> Task requirements
In full and without alteration, give the listing again.

--- Start Data to use ---

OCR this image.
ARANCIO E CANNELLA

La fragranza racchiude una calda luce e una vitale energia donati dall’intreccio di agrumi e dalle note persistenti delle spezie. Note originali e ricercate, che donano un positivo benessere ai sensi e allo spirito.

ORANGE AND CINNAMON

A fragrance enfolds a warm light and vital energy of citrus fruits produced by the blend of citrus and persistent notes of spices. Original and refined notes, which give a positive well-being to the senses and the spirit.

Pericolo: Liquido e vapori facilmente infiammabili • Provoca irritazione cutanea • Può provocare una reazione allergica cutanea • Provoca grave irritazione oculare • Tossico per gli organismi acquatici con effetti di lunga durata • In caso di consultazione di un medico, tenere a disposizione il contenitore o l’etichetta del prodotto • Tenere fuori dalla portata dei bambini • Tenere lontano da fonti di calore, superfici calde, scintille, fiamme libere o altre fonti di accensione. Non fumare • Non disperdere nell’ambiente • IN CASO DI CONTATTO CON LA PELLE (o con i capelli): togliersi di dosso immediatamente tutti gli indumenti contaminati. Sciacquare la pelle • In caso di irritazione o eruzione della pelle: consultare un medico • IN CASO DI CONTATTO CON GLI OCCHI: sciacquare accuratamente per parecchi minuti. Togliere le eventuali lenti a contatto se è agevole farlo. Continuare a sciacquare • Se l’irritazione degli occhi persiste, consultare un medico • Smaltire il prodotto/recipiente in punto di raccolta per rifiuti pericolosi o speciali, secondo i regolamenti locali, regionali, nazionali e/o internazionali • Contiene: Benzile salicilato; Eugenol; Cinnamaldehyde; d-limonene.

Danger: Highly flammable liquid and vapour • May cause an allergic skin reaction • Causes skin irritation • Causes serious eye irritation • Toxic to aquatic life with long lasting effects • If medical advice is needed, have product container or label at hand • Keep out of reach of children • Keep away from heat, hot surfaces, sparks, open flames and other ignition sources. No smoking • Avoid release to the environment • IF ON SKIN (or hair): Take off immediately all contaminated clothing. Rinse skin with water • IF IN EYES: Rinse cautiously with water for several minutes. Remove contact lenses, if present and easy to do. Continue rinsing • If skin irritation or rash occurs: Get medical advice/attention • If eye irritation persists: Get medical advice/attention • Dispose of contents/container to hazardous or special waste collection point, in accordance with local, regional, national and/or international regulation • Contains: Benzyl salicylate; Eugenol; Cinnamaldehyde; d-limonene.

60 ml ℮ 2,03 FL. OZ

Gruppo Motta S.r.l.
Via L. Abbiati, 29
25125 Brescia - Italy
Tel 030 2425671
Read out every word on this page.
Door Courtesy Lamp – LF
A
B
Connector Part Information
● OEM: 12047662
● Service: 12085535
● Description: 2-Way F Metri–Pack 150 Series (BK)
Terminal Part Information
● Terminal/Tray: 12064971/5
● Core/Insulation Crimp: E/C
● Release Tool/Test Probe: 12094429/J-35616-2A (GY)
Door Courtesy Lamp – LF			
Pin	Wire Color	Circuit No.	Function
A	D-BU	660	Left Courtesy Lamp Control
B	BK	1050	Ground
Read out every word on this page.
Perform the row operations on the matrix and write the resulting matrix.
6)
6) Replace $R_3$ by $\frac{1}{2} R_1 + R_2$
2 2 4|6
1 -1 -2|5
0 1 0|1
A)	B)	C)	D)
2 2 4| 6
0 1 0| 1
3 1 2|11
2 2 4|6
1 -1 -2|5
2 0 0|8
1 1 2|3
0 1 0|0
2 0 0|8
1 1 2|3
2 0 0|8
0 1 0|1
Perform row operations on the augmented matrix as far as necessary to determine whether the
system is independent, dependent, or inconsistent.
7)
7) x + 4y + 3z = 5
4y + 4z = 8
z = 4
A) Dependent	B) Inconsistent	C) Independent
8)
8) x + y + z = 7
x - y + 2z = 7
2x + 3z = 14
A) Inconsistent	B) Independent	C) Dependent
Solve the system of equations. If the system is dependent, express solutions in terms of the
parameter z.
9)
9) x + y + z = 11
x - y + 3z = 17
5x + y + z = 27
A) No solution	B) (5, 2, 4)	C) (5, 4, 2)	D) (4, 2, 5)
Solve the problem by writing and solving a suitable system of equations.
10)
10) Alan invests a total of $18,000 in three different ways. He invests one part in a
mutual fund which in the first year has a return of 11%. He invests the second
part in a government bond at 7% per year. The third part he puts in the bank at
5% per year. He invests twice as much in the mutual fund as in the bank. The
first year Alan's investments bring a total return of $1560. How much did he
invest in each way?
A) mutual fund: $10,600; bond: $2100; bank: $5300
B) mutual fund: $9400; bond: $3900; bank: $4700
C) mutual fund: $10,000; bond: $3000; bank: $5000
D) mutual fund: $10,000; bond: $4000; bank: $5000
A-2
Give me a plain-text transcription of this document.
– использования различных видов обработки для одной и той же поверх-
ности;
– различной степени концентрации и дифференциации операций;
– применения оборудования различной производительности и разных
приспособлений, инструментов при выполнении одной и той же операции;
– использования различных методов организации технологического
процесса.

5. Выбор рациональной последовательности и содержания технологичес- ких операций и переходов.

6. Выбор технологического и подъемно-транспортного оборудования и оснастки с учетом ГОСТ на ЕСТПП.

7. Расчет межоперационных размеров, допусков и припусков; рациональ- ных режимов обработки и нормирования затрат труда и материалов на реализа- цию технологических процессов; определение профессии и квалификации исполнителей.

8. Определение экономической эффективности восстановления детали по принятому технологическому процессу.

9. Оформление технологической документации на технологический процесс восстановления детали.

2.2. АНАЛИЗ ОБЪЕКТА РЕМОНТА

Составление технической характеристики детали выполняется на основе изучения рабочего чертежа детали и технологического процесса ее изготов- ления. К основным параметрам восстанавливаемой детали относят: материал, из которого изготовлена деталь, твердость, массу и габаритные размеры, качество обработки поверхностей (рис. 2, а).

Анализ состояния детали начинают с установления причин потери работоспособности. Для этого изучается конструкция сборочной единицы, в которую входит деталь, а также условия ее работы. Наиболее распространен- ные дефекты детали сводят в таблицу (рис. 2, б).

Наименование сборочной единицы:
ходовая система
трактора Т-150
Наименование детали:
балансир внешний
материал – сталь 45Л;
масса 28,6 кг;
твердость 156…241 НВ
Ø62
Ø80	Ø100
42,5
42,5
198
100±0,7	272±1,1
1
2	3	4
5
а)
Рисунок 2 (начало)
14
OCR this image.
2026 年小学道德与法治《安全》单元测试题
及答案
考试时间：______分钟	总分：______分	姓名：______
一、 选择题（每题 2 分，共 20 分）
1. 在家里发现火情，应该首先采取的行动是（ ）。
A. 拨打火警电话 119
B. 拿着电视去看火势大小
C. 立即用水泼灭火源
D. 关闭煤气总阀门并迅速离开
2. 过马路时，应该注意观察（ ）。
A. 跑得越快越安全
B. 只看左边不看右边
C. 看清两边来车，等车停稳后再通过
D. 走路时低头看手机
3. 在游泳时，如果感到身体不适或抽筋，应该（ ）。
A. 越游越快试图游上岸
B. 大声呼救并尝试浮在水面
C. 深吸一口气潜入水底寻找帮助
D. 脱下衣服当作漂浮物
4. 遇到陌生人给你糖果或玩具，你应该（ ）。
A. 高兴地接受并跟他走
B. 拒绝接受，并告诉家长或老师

--- End Data to use ---

> Answer to this problem
OCR this image.
ARANCIO E CANNELLA

La fragranza racchiude una calda luce e una vitale energia donati dall’intreccio di agrumi e dalle note persistenti delle spezie. Note originali e ricercate, che donano un positivo benessere ai sensi e allo spirito.

ORANGE AND CINNAMON

A fragrance enfolds a warm light and vital energy of citrus fruits produced by the blend of citrus and persistent notes of spices. Original and refined notes, which give a positive well-being to the senses and the spirit.

Pericolo: Liquido e vapori facilmente infiammabili • Provoca irritazione cutanea • Può provocare una reazione allergica cutanea • Provoca grave irritazione oculare • Tossico per gli organismi acquatici con effetti di lunga durata • In caso di consultazione di un medico, tenere a disposizione il contenitore o l’etichetta del prodotto • Tenere fuori dalla portata dei bambini • Tenere lontano da fonti di calore, superfici calde, scintille, fiamme libere o altre fonti di accensione. Non fumare • Non disperdere nell’ambiente • IN CASO DI CONTATTO CON LA PELLE (o con i capelli): togliersi di dosso immediatamente tutti gli indumenti contaminati. Sciacquare la pelle • In caso di irritazione o eruzione della pelle: consultare un medico • IN CASO DI CONTATTO CON GLI OCCHI: sciacquare accuratamente per parecchi minuti. Togliere le eventuali lenti a contatto se è agevole farlo. Continuare a sciacquare • Se l’irritazione degli occhi persiste, consultare un medico • Smaltire il prodotto/recipiente in punto di raccolta per rifiuti pericolosi o speciali, secondo i regolamenti locali, regionali, nazionali e/o internazionali • Contiene: Benzile salicilato; Eugenol; Cinnamaldehyde; d-limonene.

Danger: Highly flammable liquid and vapour • May cause an allergic skin reaction • Causes skin irritation • Causes serious eye irritation • Toxic to aquatic life with long lasting effects • If medical advice is needed, have product container or label at hand • Keep out of reach of children • Keep away from heat, hot surfaces, sparks, open flames and other ignition sources. No smoking • Avoid release to the environment • IF ON SKIN (or hair): Take off immediately all contaminated clothing. Rinse skin with water • IF IN EYES: Rinse cautiously with water for several minutes. Remove contact lenses, if present and easy to do. Continue rinsing • If skin irritation or rash occurs: Get medical advice/attention • If eye irritation persists: Get medical advice/attention • Dispose of contents/container to hazardous or special waste collection point, in accordance with local, regional, national and/or international regulation • Contains: Benzyl salicylate; Eugenol; Cinnamaldehyde; d-limonene.

60 ml ℮ 2,03 FL. OZ

Gruppo Motta S.r.l.
Via L. Abbiati, 29
25125 Brescia - Italy
Tel 030 2425671
Read out every word on this page.
Door Courtesy Lamp – LF
A
B
Connector Part Information
● OEM: 12047662
● Service: 12085535
● Description: 2-Way F Metri–Pack 150 Series (BK)
Terminal Part Information
● Terminal/Tray: 12064971/5
● Core/Insulation Crimp: E/C
● Release Tool/Test Probe: 12094429/J-35616-2A (GY)
Door Courtesy Lamp – LF			
Pin	Wire Color	Circuit No.	Function
A	D-BU	660	Left Courtesy Lamp Control
B	BK	1050	Ground
Read out every word on this page.
Perform the row operations on the matrix and write the resulting matrix.
6)
6) Replace $R_3$ by $\frac{1}{2} R_1 + R_2$
2 2 4|6
1 -1 -2|5
0 1 0|1
A)	B)	C)	D)
2 2 4| 6
0 1 0| 1
3 1 2|11
2 2 4|6
1 -1 -2|5
2 0 0|8
1 1 2|3
0 1 0|0
2 0 0|8
1 1 2|3
2 0 0|8
0 1 0|1
Perform row operations on the augmented matrix as far as necessary to determine whether the
system is independent, dependent, or inconsistent.
7)
7) x + 4y + 3z = 5
4y + 4z = 8
z = 4
A) Dependent	B) Inconsistent	C) Independent
8)
8) x + y + z = 7
x - y + 2z = 7
2x + 3z = 14
A) Inconsistent	B) Independent	C) Dependent
Solve the system of equations. If the system is dependent, express solutions in terms of the
parameter z.
9)
9) x + y + z = 11
x - y + 3z = 17
5x + y + z = 27
A) No solution	B) (5, 2, 4)	C) (5, 4, 2)	D) (4, 2, 5)
Solve the problem by writing and solving a suitable system of equations.
10)
10) Alan invests a total of $18,000 in three different ways. He invests one part in a
mutual fund which in the first year has a return of 11%. He invests the second
part in a government bond at 7% per year. The third part he puts in the bank at
5% per year. He invests twice as much in the mutual fund as in the bank. The
first year Alan's investments bring a total return of $1560. How much did he
invest in each way?
A) mutual fund: $10,600; bond: $2100; bank: $5300
B) mutual fund: $9400; bond: $3900; bank: $4700
C) mutual fund: $10,000; bond: $3000; bank: $5000
D) mutual fund: $10,000; bond: $4000; bank: $5000
A-2
Give me a plain-text transcription of this document.
– использования различных видов обработки для одной и той же поверх-
ности;
– различной степени концентрации и дифференциации операций;
– применения оборудования различной производительности и разных
приспособлений, инструментов при выполнении одной и той же операции;
– использования различных методов организации технологического
процесса.

5. Выбор рациональной последовательности и содержания технологичес- ких операций и переходов.

6. Выбор технологического и подъемно-транспортного оборудования и оснастки с учетом ГОСТ на ЕСТПП.

7. Расчет межоперационных размеров, допусков и припусков; рациональ- ных режимов обработки и нормирования затрат труда и материалов на реализа- цию технологических процессов; определение профессии и квалификации исполнителей.

8. Определение экономической эффективности восстановления детали по принятому технологическому процессу.

9. Оформление технологической документации на технологический процесс восстановления детали.

2.2. АНАЛИЗ ОБЪЕКТА РЕМОНТА

Составление технической характеристики детали выполняется на основе изучения рабочего чертежа детали и технологического процесса ее изготов- ления. К основным параметрам восстанавливаемой детали относят: материал, из которого изготовлена деталь, твердость, массу и габаритные размеры, качество обработки поверхностей (рис. 2, а).

Анализ состояния детали начинают с установления причин потери работоспособности. Для этого изучается конструкция сборочной единицы, в которую входит деталь, а также условия ее работы. Наиболее распространен- ные дефекты детали сводят в таблицу (рис. 2, б).

Наименование сборочной единицы:
ходовая система
трактора Т-150
Наименование детали:
балансир внешний
материал – сталь 45Л;
масса 28,6 кг;
твердость 156…241 НВ
Ø62
Ø80	Ø100
42,5
42,5
198
100±0,7	272±1,1
1
2	3	4
5
а)
Рисунок 2 (начало)
14
OCR this image.
2026 年小学道德与法治《安全》单元测试题
及答案
考试时间：______分钟	总分：______分	姓名：______
一、 选择题（每题 2 分，共 20 分）
1. 在家里发现火情，应该首先采取的行动是（ ）。
A. 拨打火警电话 119
B. 拿着电视去看火势大小
C. 立即用水泼灭火源
D. 关闭煤气总阀门并迅速离开
2. 过马路时，应该注意观察（ ）。
A. 跑得越快越安全
B. 只看左边不看右边
C. 看清两边来车，等车停稳后再通过
D. 走路时低头看手机
3. 在游泳时，如果感到身体不适或抽筋，应该（ ）。
A. 越游越快试图游上岸
B. 大声呼救并尝试浮在水面
C. 深吸一口气潜入水底寻找帮助
D. 脱下衣服当作漂浮物
4. 遇到陌生人给你糖果或玩具，你应该（ ）。
A. 高兴地接受并跟他走
B. 拒绝接受，并告诉家长或老师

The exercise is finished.